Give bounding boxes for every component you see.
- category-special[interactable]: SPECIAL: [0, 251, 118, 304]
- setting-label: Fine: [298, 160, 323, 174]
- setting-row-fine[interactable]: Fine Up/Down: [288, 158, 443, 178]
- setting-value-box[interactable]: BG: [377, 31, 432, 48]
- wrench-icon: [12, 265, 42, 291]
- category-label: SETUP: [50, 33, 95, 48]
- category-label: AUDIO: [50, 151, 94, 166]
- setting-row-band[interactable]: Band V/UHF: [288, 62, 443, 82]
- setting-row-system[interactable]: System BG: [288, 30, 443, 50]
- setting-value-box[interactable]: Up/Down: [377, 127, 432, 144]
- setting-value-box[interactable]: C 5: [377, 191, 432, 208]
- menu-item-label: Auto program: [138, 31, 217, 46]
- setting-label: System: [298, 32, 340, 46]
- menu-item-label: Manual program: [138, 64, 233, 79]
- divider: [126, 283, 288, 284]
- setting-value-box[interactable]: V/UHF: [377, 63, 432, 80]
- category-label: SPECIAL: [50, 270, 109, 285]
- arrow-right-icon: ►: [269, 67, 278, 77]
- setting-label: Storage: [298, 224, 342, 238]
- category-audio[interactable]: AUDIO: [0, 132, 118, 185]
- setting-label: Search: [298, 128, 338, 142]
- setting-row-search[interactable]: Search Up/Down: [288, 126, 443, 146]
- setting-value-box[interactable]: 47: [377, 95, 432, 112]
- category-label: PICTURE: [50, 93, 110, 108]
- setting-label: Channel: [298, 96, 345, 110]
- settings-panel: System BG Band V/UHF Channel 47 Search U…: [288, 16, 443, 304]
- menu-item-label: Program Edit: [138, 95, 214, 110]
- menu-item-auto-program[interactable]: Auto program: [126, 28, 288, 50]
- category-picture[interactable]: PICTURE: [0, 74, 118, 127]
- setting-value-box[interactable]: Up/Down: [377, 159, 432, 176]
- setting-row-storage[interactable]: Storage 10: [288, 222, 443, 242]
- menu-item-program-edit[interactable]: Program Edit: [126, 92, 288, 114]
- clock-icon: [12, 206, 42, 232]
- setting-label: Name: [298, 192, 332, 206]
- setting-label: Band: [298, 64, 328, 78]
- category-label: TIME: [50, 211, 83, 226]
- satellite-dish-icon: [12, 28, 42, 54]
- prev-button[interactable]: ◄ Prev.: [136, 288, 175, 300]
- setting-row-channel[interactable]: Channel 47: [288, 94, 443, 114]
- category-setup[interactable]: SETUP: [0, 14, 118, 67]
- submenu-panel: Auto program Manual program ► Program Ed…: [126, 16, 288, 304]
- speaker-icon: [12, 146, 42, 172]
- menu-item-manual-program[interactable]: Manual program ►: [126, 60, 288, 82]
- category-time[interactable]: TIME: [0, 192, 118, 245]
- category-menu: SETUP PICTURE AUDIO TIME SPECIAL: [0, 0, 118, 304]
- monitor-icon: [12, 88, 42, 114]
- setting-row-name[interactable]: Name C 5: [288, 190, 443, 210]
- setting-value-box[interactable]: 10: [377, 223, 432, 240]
####################
== What is asked ==
Copy every line of the data exactly, keeping the same order.

== Answer below ==
Give bounding boxes for every component you see.
- category-special[interactable]: SPECIAL: [0, 251, 118, 304]
- setting-label: Fine: [298, 160, 323, 174]
- setting-row-fine[interactable]: Fine Up/Down: [288, 158, 443, 178]
- setting-value-box[interactable]: BG: [377, 31, 432, 48]
- wrench-icon: [12, 265, 42, 291]
- category-label: SETUP: [50, 33, 95, 48]
- category-label: AUDIO: [50, 151, 94, 166]
- setting-row-band[interactable]: Band V/UHF: [288, 62, 443, 82]
- setting-row-system[interactable]: System BG: [288, 30, 443, 50]
- setting-value-box[interactable]: Up/Down: [377, 127, 432, 144]
- setting-value-box[interactable]: C 5: [377, 191, 432, 208]
- menu-item-label: Auto program: [138, 31, 217, 46]
- setting-label: System: [298, 32, 340, 46]
- menu-item-label: Manual program: [138, 64, 233, 79]
- divider: [126, 283, 288, 284]
- setting-value-box[interactable]: V/UHF: [377, 63, 432, 80]
- category-label: SPECIAL: [50, 270, 109, 285]
- arrow-right-icon: ►: [269, 67, 278, 77]
- setting-label: Storage: [298, 224, 342, 238]
- category-audio[interactable]: AUDIO: [0, 132, 118, 185]
- setting-label: Search: [298, 128, 338, 142]
- setting-row-search[interactable]: Search Up/Down: [288, 126, 443, 146]
- setting-value-box[interactable]: 47: [377, 95, 432, 112]
- category-label: PICTURE: [50, 93, 110, 108]
- setting-label: Channel: [298, 96, 345, 110]
- settings-panel: System BG Band V/UHF Channel 47 Search U…: [288, 16, 443, 304]
- menu-item-label: Program Edit: [138, 95, 214, 110]
- menu-item-auto-program[interactable]: Auto program: [126, 28, 288, 50]
- category-picture[interactable]: PICTURE: [0, 74, 118, 127]
- setting-value-box[interactable]: Up/Down: [377, 159, 432, 176]
- setting-row-storage[interactable]: Storage 10: [288, 222, 443, 242]
- menu-item-program-edit[interactable]: Program Edit: [126, 92, 288, 114]
- clock-icon: [12, 206, 42, 232]
- setting-label: Name: [298, 192, 332, 206]
- setting-label: Band: [298, 64, 328, 78]
- category-label: TIME: [50, 211, 83, 226]
- satellite-dish-icon: [12, 28, 42, 54]
- prev-button[interactable]: ◄ Prev.: [136, 288, 175, 300]
- setting-row-channel[interactable]: Channel 47: [288, 94, 443, 114]
- category-setup[interactable]: SETUP: [0, 14, 118, 67]
- submenu-panel: Auto program Manual program ► Program Ed…: [126, 16, 288, 304]
- speaker-icon: [12, 146, 42, 172]
- menu-item-manual-program[interactable]: Manual program ►: [126, 60, 288, 82]
- category-time[interactable]: TIME: [0, 192, 118, 245]
- category-menu: SETUP PICTURE AUDIO TIME SPECIAL: [0, 0, 118, 304]
- monitor-icon: [12, 88, 42, 114]
- setting-row-name[interactable]: Name C 5: [288, 190, 443, 210]
- setting-value-box[interactable]: 10: [377, 223, 432, 240]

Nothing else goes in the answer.